Given exercise: Restate each line of the listing exactly, without carrying over any pictures.

Material supplied:
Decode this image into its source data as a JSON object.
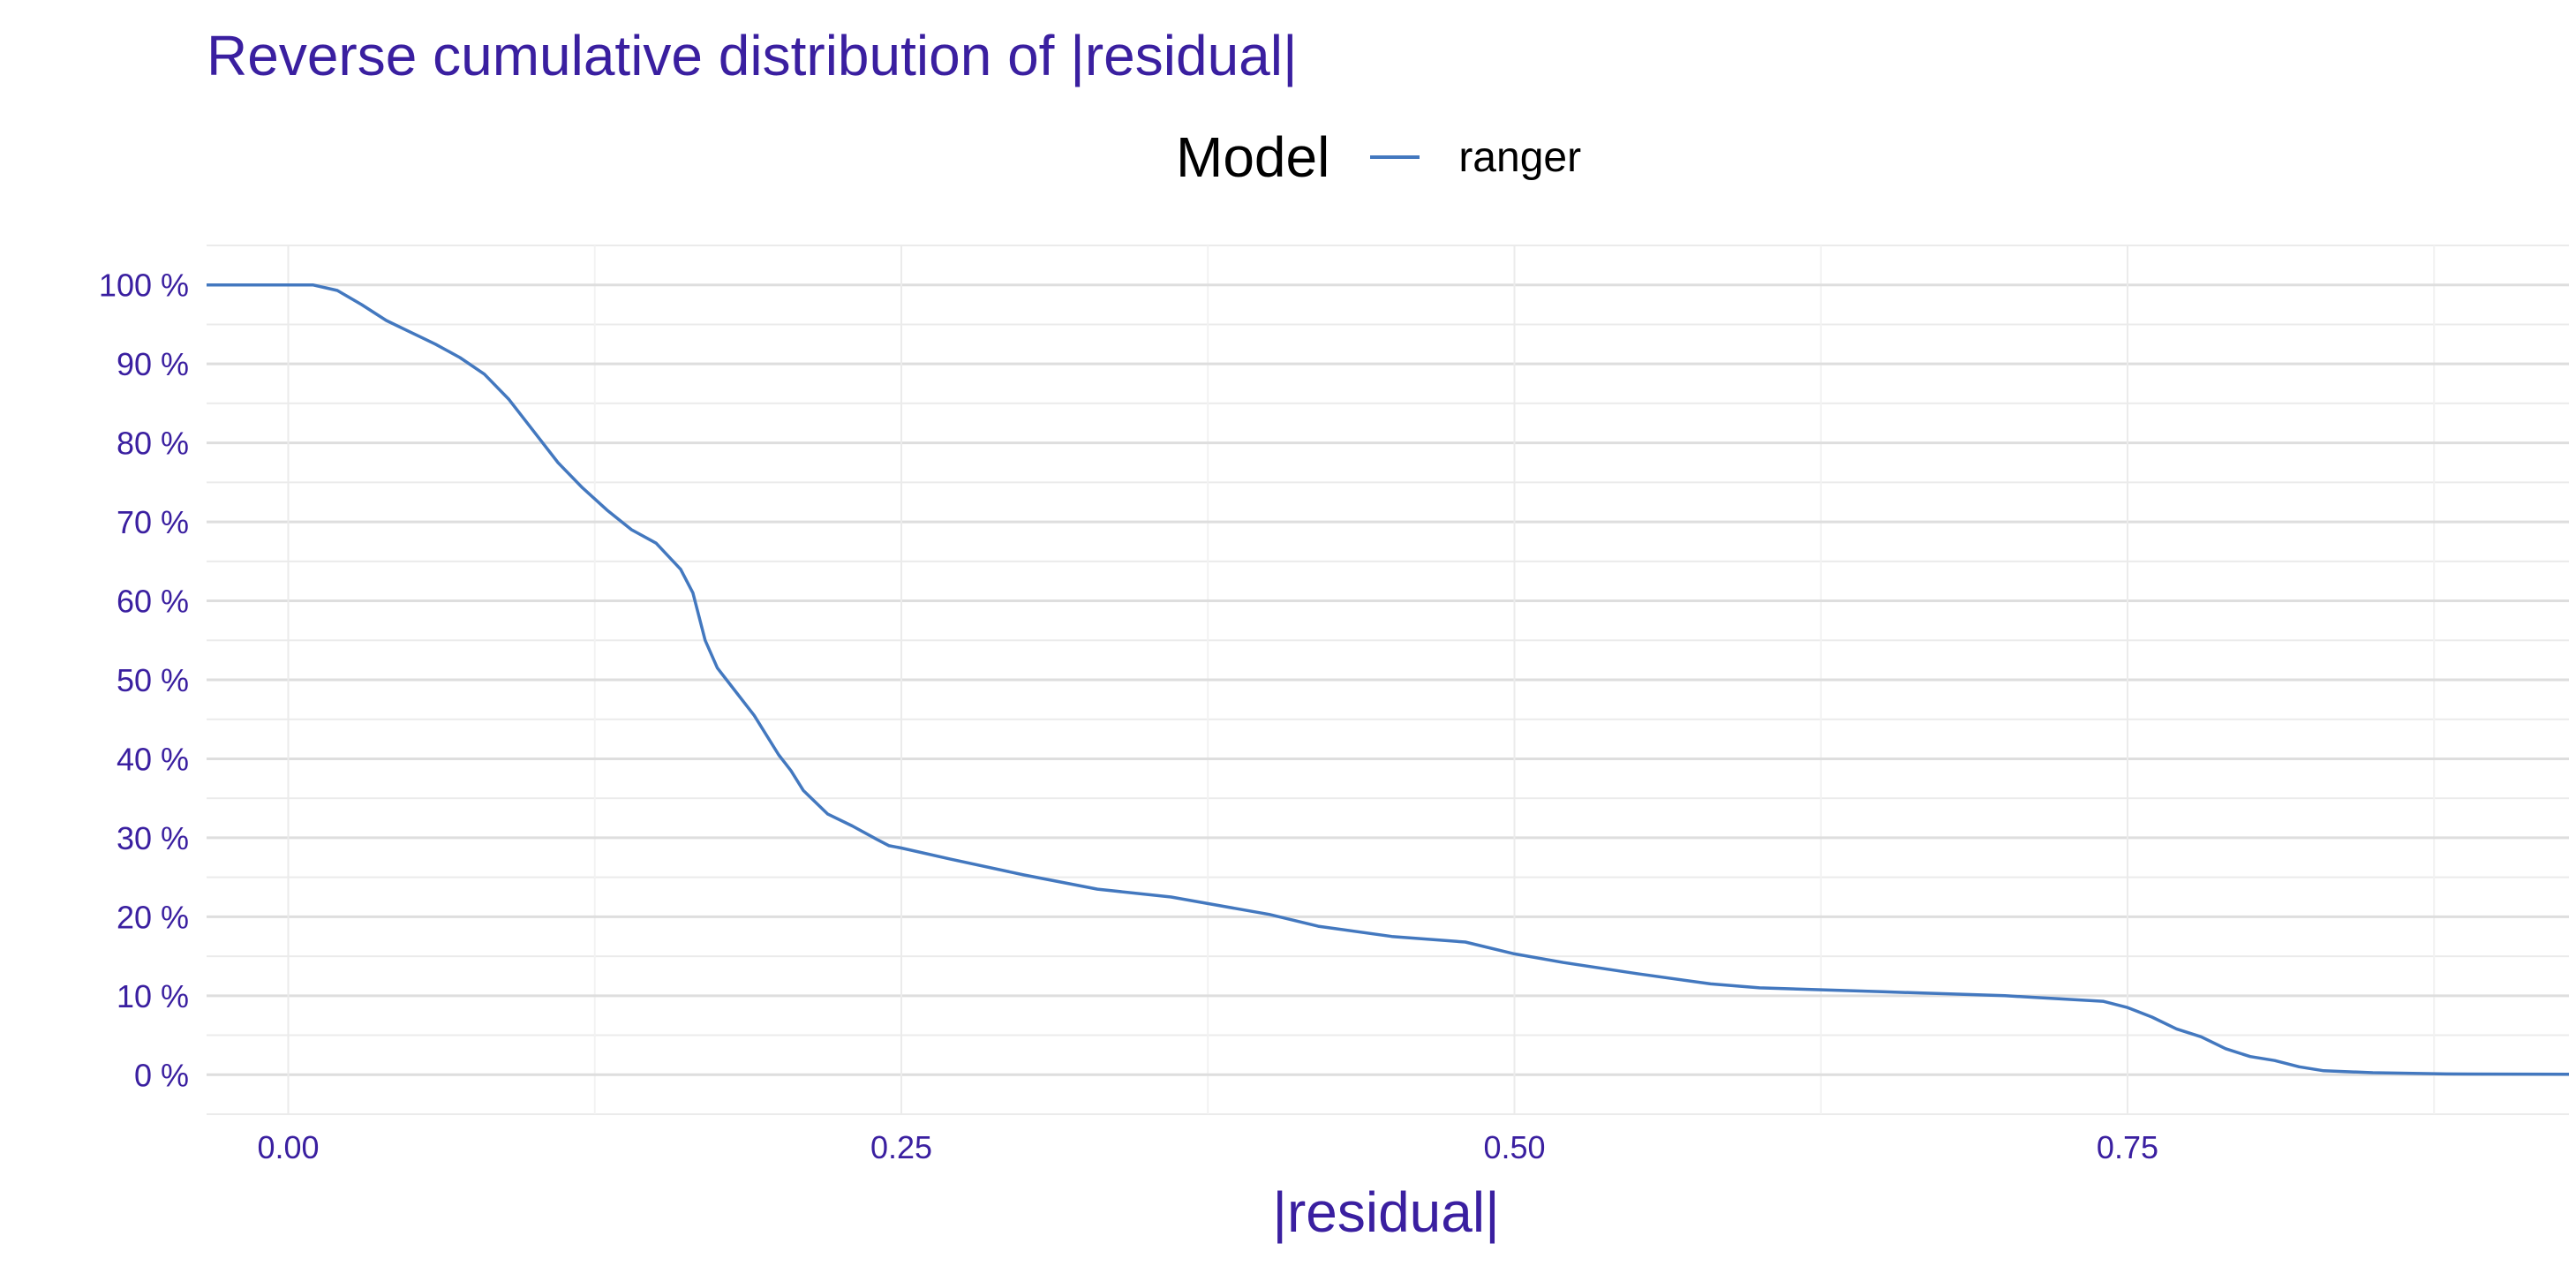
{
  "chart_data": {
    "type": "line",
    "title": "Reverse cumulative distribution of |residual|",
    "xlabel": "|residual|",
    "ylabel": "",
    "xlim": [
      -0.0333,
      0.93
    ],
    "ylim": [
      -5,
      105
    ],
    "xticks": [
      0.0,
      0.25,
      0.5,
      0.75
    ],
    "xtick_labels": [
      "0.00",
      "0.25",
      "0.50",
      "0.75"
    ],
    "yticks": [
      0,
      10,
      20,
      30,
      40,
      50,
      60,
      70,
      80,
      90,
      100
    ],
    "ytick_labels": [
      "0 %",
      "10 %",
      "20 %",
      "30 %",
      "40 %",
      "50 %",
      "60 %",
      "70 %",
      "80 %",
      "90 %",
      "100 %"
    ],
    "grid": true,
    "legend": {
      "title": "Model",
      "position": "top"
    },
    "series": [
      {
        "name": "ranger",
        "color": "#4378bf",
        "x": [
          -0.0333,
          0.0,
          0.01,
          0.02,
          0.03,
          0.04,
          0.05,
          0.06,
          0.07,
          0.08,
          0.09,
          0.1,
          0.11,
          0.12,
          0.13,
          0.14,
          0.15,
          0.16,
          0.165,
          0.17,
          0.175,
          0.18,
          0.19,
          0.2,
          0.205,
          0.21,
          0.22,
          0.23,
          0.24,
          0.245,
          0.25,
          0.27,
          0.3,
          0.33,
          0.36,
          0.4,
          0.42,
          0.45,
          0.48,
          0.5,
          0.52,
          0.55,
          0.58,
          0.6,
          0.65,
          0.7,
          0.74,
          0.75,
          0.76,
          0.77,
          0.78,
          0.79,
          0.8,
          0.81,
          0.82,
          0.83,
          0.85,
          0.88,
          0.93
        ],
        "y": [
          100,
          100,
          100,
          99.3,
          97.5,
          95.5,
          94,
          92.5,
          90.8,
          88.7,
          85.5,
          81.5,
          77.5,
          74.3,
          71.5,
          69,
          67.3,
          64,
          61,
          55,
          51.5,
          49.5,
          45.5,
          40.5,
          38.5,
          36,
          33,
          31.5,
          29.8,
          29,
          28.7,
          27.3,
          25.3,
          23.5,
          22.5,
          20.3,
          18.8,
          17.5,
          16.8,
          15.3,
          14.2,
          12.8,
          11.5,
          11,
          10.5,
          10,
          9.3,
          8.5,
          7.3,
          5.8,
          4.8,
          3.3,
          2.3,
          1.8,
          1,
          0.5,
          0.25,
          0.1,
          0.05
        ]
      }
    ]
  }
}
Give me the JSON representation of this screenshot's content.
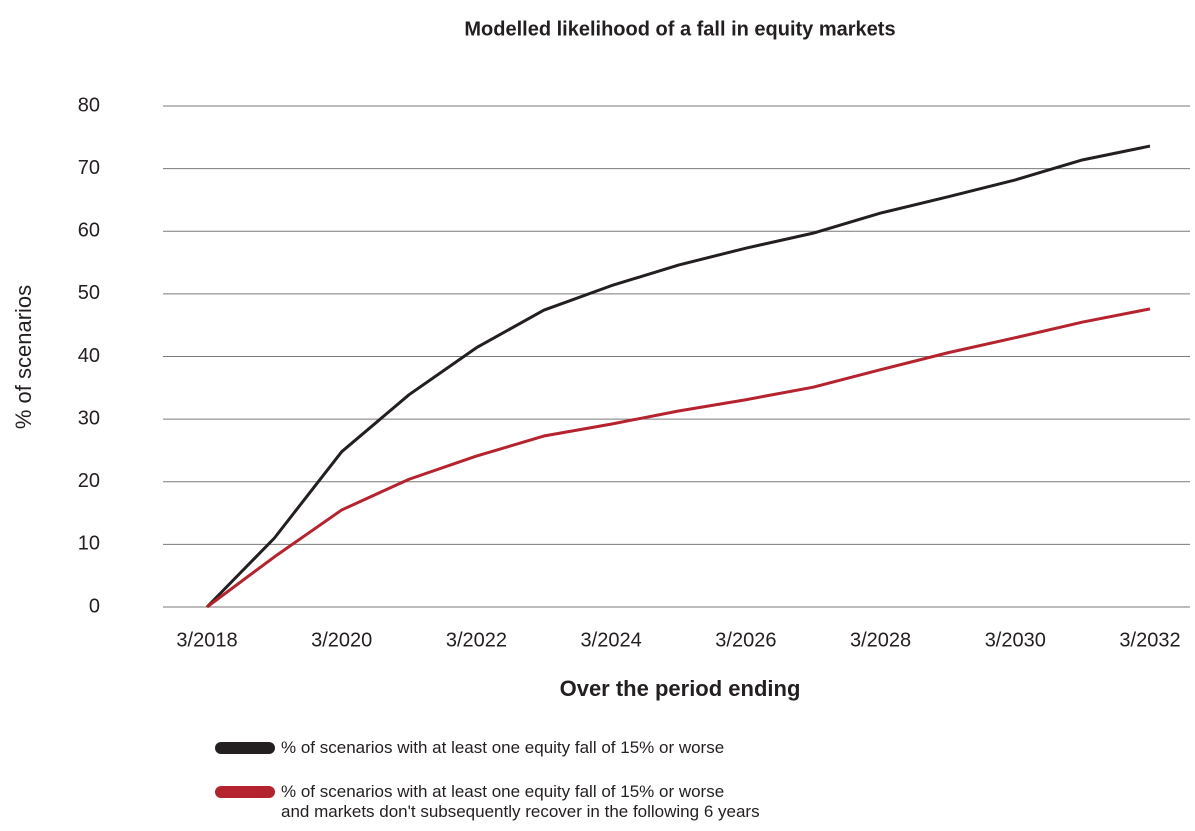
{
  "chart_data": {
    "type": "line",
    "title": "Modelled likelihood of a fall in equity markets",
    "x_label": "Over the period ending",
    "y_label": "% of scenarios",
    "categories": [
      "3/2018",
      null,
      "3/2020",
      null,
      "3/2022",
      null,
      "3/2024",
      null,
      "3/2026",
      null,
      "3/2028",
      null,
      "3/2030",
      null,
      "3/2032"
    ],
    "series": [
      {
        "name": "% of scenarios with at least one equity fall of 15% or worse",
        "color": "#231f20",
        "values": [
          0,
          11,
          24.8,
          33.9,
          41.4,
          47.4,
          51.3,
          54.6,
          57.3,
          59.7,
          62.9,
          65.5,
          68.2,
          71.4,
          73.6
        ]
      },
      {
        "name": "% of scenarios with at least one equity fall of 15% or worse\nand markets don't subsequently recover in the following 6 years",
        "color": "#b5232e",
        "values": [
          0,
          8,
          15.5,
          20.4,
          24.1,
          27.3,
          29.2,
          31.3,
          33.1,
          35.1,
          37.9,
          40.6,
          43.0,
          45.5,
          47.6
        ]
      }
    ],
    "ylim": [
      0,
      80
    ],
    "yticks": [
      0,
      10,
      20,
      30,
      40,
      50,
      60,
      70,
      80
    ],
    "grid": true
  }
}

Solution for this problem:
Decode this image into its source data as a JSON object.
{
  "chart_data": {
    "type": "line",
    "title": "Reverse cumulative distribution of |residual|",
    "xlabel": "|residual|",
    "ylabel": "",
    "xlim": [
      -0.0333,
      0.93
    ],
    "ylim": [
      -5,
      105
    ],
    "xticks": [
      0.0,
      0.25,
      0.5,
      0.75
    ],
    "xtick_labels": [
      "0.00",
      "0.25",
      "0.50",
      "0.75"
    ],
    "yticks": [
      0,
      10,
      20,
      30,
      40,
      50,
      60,
      70,
      80,
      90,
      100
    ],
    "ytick_labels": [
      "0 %",
      "10 %",
      "20 %",
      "30 %",
      "40 %",
      "50 %",
      "60 %",
      "70 %",
      "80 %",
      "90 %",
      "100 %"
    ],
    "grid": true,
    "legend": {
      "title": "Model",
      "position": "top"
    },
    "series": [
      {
        "name": "ranger",
        "color": "#4378bf",
        "x": [
          -0.0333,
          0.0,
          0.01,
          0.02,
          0.03,
          0.04,
          0.05,
          0.06,
          0.07,
          0.08,
          0.09,
          0.1,
          0.11,
          0.12,
          0.13,
          0.14,
          0.15,
          0.16,
          0.165,
          0.17,
          0.175,
          0.18,
          0.19,
          0.2,
          0.205,
          0.21,
          0.22,
          0.23,
          0.24,
          0.245,
          0.25,
          0.27,
          0.3,
          0.33,
          0.36,
          0.4,
          0.42,
          0.45,
          0.48,
          0.5,
          0.52,
          0.55,
          0.58,
          0.6,
          0.65,
          0.7,
          0.74,
          0.75,
          0.76,
          0.77,
          0.78,
          0.79,
          0.8,
          0.81,
          0.82,
          0.83,
          0.85,
          0.88,
          0.93
        ],
        "y": [
          100,
          100,
          100,
          99.3,
          97.5,
          95.5,
          94,
          92.5,
          90.8,
          88.7,
          85.5,
          81.5,
          77.5,
          74.3,
          71.5,
          69,
          67.3,
          64,
          61,
          55,
          51.5,
          49.5,
          45.5,
          40.5,
          38.5,
          36,
          33,
          31.5,
          29.8,
          29,
          28.7,
          27.3,
          25.3,
          23.5,
          22.5,
          20.3,
          18.8,
          17.5,
          16.8,
          15.3,
          14.2,
          12.8,
          11.5,
          11,
          10.5,
          10,
          9.3,
          8.5,
          7.3,
          5.8,
          4.8,
          3.3,
          2.3,
          1.8,
          1,
          0.5,
          0.25,
          0.1,
          0.05
        ]
      }
    ]
  }
}
Give me the JSON representation of this screenshot's content.
{
  "chart_data": {
    "type": "line",
    "title": "Modelled likelihood of a fall in equity markets",
    "x_label": "Over the period ending",
    "y_label": "% of scenarios",
    "categories": [
      "3/2018",
      null,
      "3/2020",
      null,
      "3/2022",
      null,
      "3/2024",
      null,
      "3/2026",
      null,
      "3/2028",
      null,
      "3/2030",
      null,
      "3/2032"
    ],
    "series": [
      {
        "name": "% of scenarios with at least one equity fall of 15% or worse",
        "color": "#231f20",
        "values": [
          0,
          11,
          24.8,
          33.9,
          41.4,
          47.4,
          51.3,
          54.6,
          57.3,
          59.7,
          62.9,
          65.5,
          68.2,
          71.4,
          73.6
        ]
      },
      {
        "name": "% of scenarios with at least one equity fall of 15% or worse\nand markets don't subsequently recover in the following 6 years",
        "color": "#b5232e",
        "values": [
          0,
          8,
          15.5,
          20.4,
          24.1,
          27.3,
          29.2,
          31.3,
          33.1,
          35.1,
          37.9,
          40.6,
          43.0,
          45.5,
          47.6
        ]
      }
    ],
    "ylim": [
      0,
      80
    ],
    "yticks": [
      0,
      10,
      20,
      30,
      40,
      50,
      60,
      70,
      80
    ],
    "grid": true
  }
}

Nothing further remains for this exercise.